● Do this
The records below are made of lines; count those holding the word "into" and give the number only.

Dataset items:
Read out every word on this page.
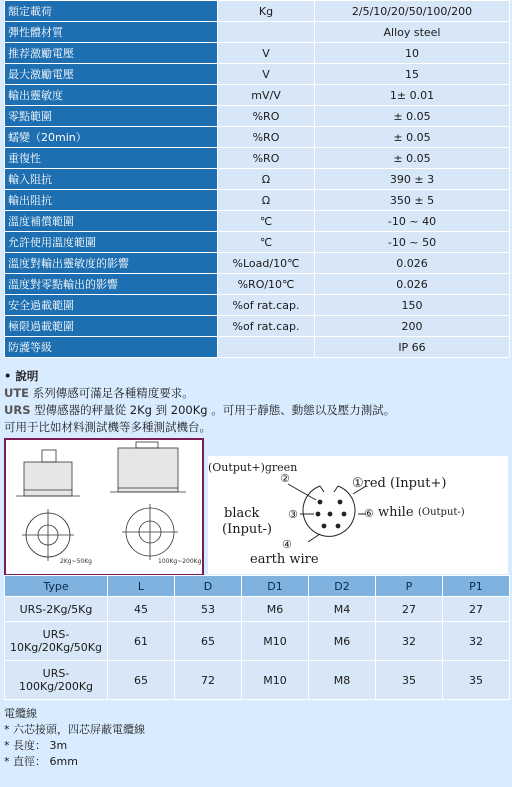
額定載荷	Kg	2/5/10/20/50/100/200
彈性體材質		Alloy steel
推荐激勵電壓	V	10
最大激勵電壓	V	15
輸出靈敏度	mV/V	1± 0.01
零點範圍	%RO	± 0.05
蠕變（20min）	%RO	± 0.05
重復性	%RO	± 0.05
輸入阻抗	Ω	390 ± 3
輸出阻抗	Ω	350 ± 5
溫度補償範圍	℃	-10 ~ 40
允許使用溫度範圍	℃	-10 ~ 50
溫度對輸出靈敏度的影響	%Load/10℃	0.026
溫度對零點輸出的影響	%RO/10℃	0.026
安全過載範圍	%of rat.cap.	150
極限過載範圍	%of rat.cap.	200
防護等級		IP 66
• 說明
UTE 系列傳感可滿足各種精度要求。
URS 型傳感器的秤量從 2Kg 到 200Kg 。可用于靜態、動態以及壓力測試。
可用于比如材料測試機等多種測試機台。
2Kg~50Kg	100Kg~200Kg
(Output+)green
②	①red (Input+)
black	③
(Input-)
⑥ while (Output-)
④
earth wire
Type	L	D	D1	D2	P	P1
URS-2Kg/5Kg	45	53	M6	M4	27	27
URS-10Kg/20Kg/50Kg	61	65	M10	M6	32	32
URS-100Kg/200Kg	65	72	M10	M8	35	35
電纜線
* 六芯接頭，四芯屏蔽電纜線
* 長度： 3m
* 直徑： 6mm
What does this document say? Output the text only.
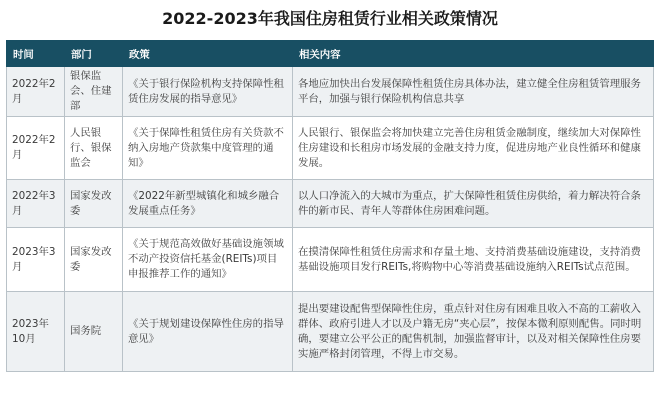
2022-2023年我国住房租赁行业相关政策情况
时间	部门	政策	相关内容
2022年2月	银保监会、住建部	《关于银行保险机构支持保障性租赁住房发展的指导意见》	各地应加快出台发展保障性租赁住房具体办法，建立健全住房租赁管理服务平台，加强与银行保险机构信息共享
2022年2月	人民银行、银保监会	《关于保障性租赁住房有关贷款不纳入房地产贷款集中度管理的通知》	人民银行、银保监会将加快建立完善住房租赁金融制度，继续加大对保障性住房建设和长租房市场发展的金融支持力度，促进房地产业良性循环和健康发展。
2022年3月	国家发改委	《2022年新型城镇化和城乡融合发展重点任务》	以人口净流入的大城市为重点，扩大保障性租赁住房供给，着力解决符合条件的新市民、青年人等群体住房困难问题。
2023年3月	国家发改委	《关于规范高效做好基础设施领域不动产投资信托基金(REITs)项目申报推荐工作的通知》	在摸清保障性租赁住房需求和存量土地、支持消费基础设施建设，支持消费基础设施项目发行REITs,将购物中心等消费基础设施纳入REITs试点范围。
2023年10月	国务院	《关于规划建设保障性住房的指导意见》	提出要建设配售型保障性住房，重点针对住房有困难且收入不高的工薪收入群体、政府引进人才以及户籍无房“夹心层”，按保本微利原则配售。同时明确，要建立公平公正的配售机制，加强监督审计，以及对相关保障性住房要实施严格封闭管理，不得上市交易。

* * *

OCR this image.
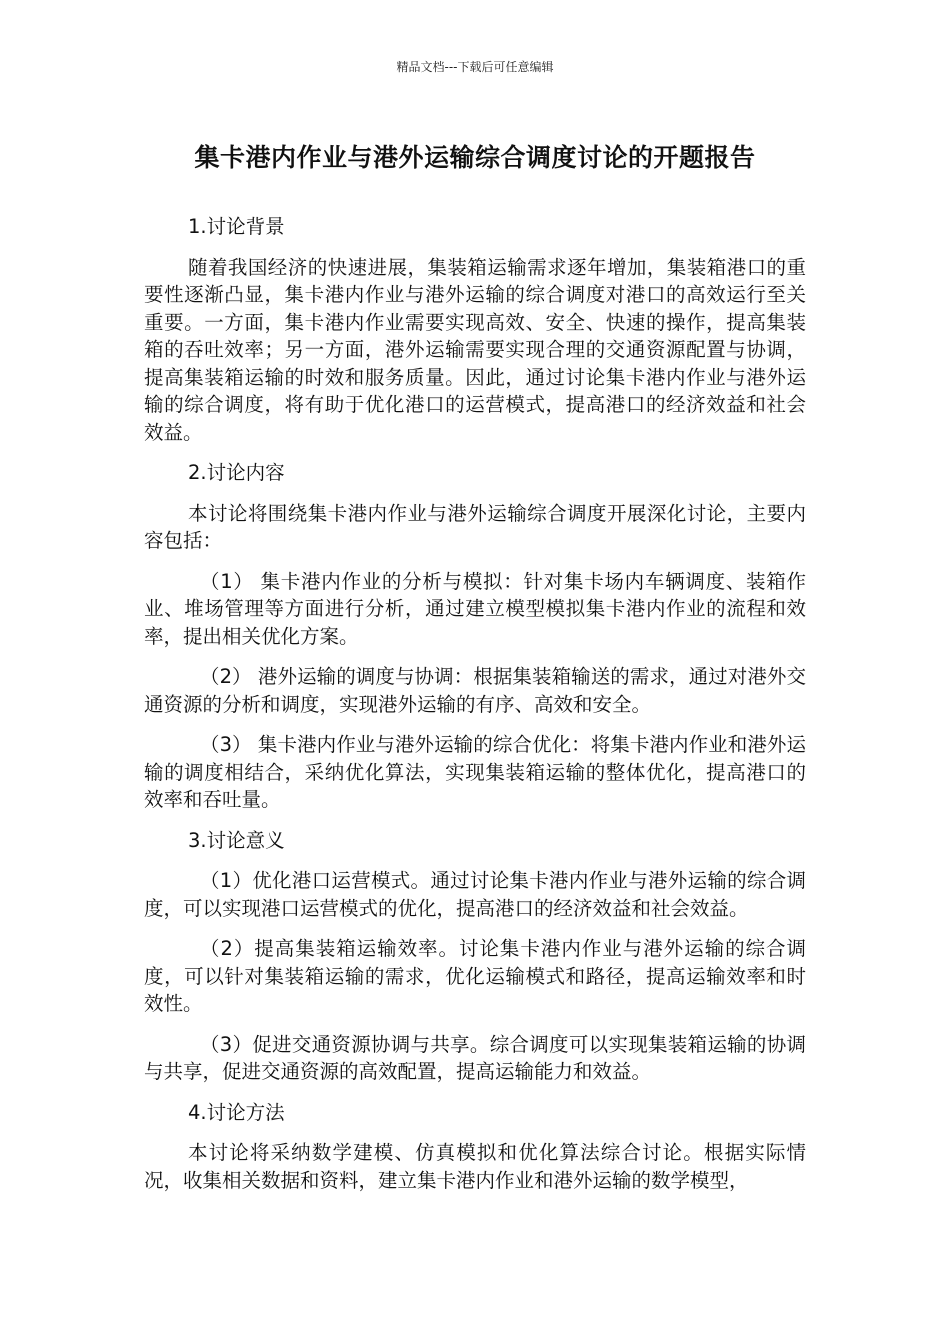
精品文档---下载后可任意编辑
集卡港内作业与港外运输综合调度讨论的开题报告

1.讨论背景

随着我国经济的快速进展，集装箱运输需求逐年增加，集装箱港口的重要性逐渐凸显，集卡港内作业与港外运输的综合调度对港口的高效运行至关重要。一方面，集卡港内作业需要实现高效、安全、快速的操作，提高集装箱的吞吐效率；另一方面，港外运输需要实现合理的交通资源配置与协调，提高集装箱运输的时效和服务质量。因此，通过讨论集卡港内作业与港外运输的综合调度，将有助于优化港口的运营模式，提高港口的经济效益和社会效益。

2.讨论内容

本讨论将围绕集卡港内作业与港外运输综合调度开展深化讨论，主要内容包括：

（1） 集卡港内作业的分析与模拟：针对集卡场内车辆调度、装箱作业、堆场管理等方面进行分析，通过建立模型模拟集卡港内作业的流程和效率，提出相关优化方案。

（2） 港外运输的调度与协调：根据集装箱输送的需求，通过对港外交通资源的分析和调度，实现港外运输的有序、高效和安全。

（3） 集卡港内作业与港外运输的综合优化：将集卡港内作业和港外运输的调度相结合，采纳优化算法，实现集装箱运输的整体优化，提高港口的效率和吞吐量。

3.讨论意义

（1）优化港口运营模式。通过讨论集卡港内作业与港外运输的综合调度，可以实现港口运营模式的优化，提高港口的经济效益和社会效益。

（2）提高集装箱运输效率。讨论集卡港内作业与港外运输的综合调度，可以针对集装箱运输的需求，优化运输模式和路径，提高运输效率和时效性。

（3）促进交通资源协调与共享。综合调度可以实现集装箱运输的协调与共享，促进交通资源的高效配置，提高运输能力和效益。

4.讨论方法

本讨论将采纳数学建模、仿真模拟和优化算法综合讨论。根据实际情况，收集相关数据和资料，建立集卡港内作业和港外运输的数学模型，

* * *

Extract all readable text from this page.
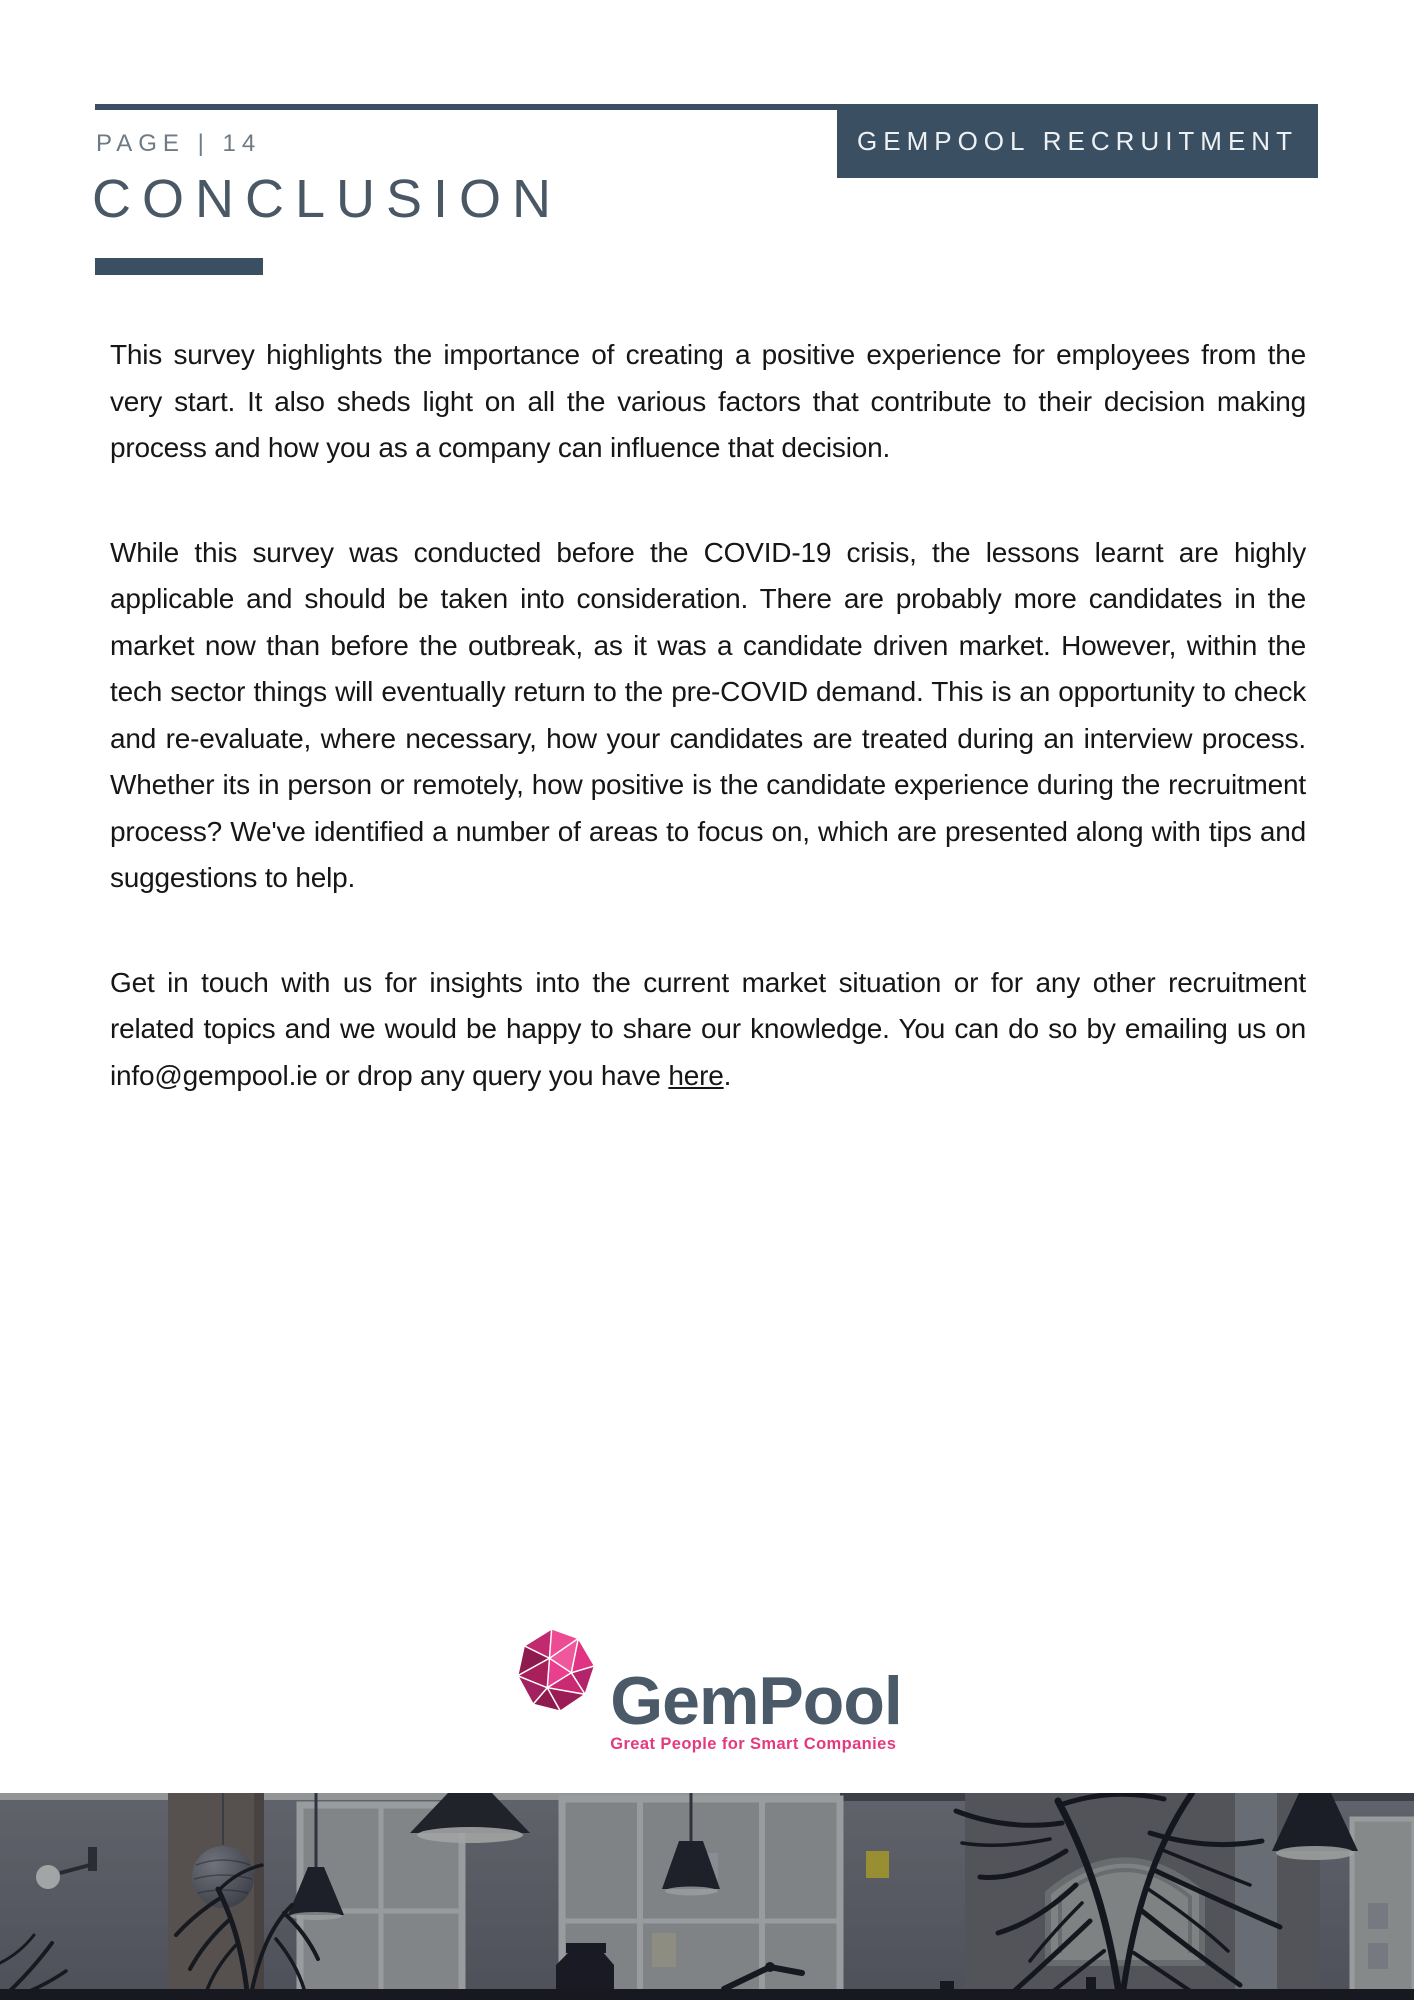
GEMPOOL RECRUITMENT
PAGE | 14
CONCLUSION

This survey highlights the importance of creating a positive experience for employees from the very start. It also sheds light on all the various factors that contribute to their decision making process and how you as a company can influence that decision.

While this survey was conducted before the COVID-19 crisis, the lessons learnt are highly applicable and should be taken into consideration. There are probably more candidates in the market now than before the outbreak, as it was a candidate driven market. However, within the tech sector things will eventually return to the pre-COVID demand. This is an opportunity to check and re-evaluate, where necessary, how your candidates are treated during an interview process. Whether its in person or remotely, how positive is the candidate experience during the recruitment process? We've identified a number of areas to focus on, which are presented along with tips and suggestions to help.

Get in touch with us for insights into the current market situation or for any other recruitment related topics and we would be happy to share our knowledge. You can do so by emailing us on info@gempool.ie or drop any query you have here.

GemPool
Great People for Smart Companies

● Response to the task
2